▶ TASK MATERIAL
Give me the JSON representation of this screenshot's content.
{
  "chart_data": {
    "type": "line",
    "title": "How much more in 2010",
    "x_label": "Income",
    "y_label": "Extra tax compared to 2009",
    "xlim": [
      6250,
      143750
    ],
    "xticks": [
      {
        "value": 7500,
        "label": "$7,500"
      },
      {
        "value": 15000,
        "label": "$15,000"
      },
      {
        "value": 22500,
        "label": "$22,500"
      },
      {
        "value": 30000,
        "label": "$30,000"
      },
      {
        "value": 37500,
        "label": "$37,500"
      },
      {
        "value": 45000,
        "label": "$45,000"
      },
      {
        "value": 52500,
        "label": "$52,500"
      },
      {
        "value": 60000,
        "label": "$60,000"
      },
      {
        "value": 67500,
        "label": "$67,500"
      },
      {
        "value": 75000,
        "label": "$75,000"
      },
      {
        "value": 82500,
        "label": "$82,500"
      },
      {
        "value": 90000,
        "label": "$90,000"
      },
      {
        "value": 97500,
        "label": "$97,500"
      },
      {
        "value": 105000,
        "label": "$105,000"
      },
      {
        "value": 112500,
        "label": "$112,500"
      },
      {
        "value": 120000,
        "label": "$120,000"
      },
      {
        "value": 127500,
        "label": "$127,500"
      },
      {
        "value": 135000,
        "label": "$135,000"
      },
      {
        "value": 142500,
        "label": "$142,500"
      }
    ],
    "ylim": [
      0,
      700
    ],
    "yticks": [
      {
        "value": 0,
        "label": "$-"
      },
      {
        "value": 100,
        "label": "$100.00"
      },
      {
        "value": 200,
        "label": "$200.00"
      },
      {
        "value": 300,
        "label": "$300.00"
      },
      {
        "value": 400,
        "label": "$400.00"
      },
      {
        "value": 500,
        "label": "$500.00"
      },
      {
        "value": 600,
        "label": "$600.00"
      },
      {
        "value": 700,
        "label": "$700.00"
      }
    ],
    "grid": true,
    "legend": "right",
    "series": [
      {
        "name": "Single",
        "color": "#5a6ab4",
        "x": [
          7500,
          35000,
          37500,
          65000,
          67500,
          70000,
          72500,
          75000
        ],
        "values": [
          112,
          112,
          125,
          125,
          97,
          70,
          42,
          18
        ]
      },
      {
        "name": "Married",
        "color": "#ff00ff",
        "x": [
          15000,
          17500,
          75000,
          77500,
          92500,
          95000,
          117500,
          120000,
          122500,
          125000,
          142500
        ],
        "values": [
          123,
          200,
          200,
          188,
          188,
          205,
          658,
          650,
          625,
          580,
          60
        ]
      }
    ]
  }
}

▶ TO DO
Extract all of the data above and output it character for character.

▶ SOLUTION TO THE EXERCISE
Give me the JSON representation of this screenshot's content.
{
  "chart_data": {
    "type": "line",
    "title": "How much more in 2010",
    "x_label": "Income",
    "y_label": "Extra tax compared to 2009",
    "xlim": [
      6250,
      143750
    ],
    "xticks": [
      {
        "value": 7500,
        "label": "$7,500"
      },
      {
        "value": 15000,
        "label": "$15,000"
      },
      {
        "value": 22500,
        "label": "$22,500"
      },
      {
        "value": 30000,
        "label": "$30,000"
      },
      {
        "value": 37500,
        "label": "$37,500"
      },
      {
        "value": 45000,
        "label": "$45,000"
      },
      {
        "value": 52500,
        "label": "$52,500"
      },
      {
        "value": 60000,
        "label": "$60,000"
      },
      {
        "value": 67500,
        "label": "$67,500"
      },
      {
        "value": 75000,
        "label": "$75,000"
      },
      {
        "value": 82500,
        "label": "$82,500"
      },
      {
        "value": 90000,
        "label": "$90,000"
      },
      {
        "value": 97500,
        "label": "$97,500"
      },
      {
        "value": 105000,
        "label": "$105,000"
      },
      {
        "value": 112500,
        "label": "$112,500"
      },
      {
        "value": 120000,
        "label": "$120,000"
      },
      {
        "value": 127500,
        "label": "$127,500"
      },
      {
        "value": 135000,
        "label": "$135,000"
      },
      {
        "value": 142500,
        "label": "$142,500"
      }
    ],
    "ylim": [
      0,
      700
    ],
    "yticks": [
      {
        "value": 0,
        "label": "$-"
      },
      {
        "value": 100,
        "label": "$100.00"
      },
      {
        "value": 200,
        "label": "$200.00"
      },
      {
        "value": 300,
        "label": "$300.00"
      },
      {
        "value": 400,
        "label": "$400.00"
      },
      {
        "value": 500,
        "label": "$500.00"
      },
      {
        "value": 600,
        "label": "$600.00"
      },
      {
        "value": 700,
        "label": "$700.00"
      }
    ],
    "grid": true,
    "legend": "right",
    "series": [
      {
        "name": "Single",
        "color": "#5a6ab4",
        "x": [
          7500,
          35000,
          37500,
          65000,
          67500,
          70000,
          72500,
          75000
        ],
        "values": [
          112,
          112,
          125,
          125,
          97,
          70,
          42,
          18
        ]
      },
      {
        "name": "Married",
        "color": "#ff00ff",
        "x": [
          15000,
          17500,
          75000,
          77500,
          92500,
          95000,
          117500,
          120000,
          122500,
          125000,
          142500
        ],
        "values": [
          123,
          200,
          200,
          188,
          188,
          205,
          658,
          650,
          625,
          580,
          60
        ]
      }
    ]
  }
}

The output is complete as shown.